» What to work on:
Every entry should be repeated exactly. Omit the pictures.
::::::
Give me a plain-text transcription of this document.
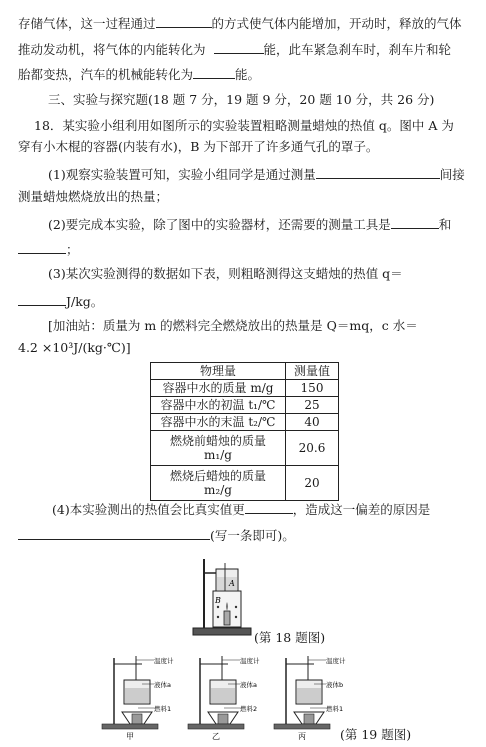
存储气体，这一过程通过	的方式使气体内能增加，开动时，释放的气体
推动发动机，将气体的内能转化为	能，此车紧急刹车时，刹车片和轮
胎都变热，汽车的机械能转化为	能。
三、实验与探究题(18 题 7 分，19 题 9 分，20 题 10 分，共 26 分)
18．某实验小组利用如图所示的实验装置粗略测量蜡烛的热值 q。图中 A 为
穿有小木棍的容器(内装有水)，B 为下部开了许多通气孔的罩子。
(1)观察实验装置可知，实验小组同学是通过测量	间接
测量蜡烛燃烧放出的热量；
(2)要完成本实验，除了图中的实验器材，还需要的测量工具是	和
；
(3)某次实验测得的数据如下表，则粗略测得这支蜡烛的热值 q＝
J/kg。
[加油站：质量为 m 的燃料完全燃烧放出的热量是 Q＝mq，c 水＝
4.2 ×10³J/(kg·℃)]
物理量	测量值
容器中水的质量 m/g	150
容器中水的初温 t₁/℃	25
容器中水的末温 t₂/℃	40

燃烧前蜡烛的质量
m₁/g	20.6

燃烧后蜡烛的质量
m₂/g	20
(4)本实验测出的热值会比真实值更	，造成这一偏差的原因是
(写一条即可)。
A
B
(第 18 题图)
温度计
液体a
燃料1
甲
温度计
液体a
燃料2
乙
温度计
液体b
燃料1
丙	(第 19 题图)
::::::
» Solution for this task:
Give me a plain-text transcription of this document.
存储气体，这一过程通过	的方式使气体内能增加，开动时，释放的气体
推动发动机，将气体的内能转化为	能，此车紧急刹车时，刹车片和轮
胎都变热，汽车的机械能转化为	能。
三、实验与探究题(18 题 7 分，19 题 9 分，20 题 10 分，共 26 分)
18．某实验小组利用如图所示的实验装置粗略测量蜡烛的热值 q。图中 A 为
穿有小木棍的容器(内装有水)，B 为下部开了许多通气孔的罩子。
(1)观察实验装置可知，实验小组同学是通过测量	间接
测量蜡烛燃烧放出的热量；
(2)要完成本实验，除了图中的实验器材，还需要的测量工具是	和
；
(3)某次实验测得的数据如下表，则粗略测得这支蜡烛的热值 q＝
J/kg。
[加油站：质量为 m 的燃料完全燃烧放出的热量是 Q＝mq，c 水＝
4.2 ×10³J/(kg·℃)]
物理量	测量值
容器中水的质量 m/g	150
容器中水的初温 t₁/℃	25
容器中水的末温 t₂/℃	40

燃烧前蜡烛的质量
m₁/g	20.6

燃烧后蜡烛的质量
m₂/g	20
(4)本实验测出的热值会比真实值更	，造成这一偏差的原因是
(写一条即可)。
A
B
(第 18 题图)
温度计
液体a
燃料1
甲
温度计
液体a
燃料2
乙
温度计
液体b
燃料1
丙	(第 19 题图)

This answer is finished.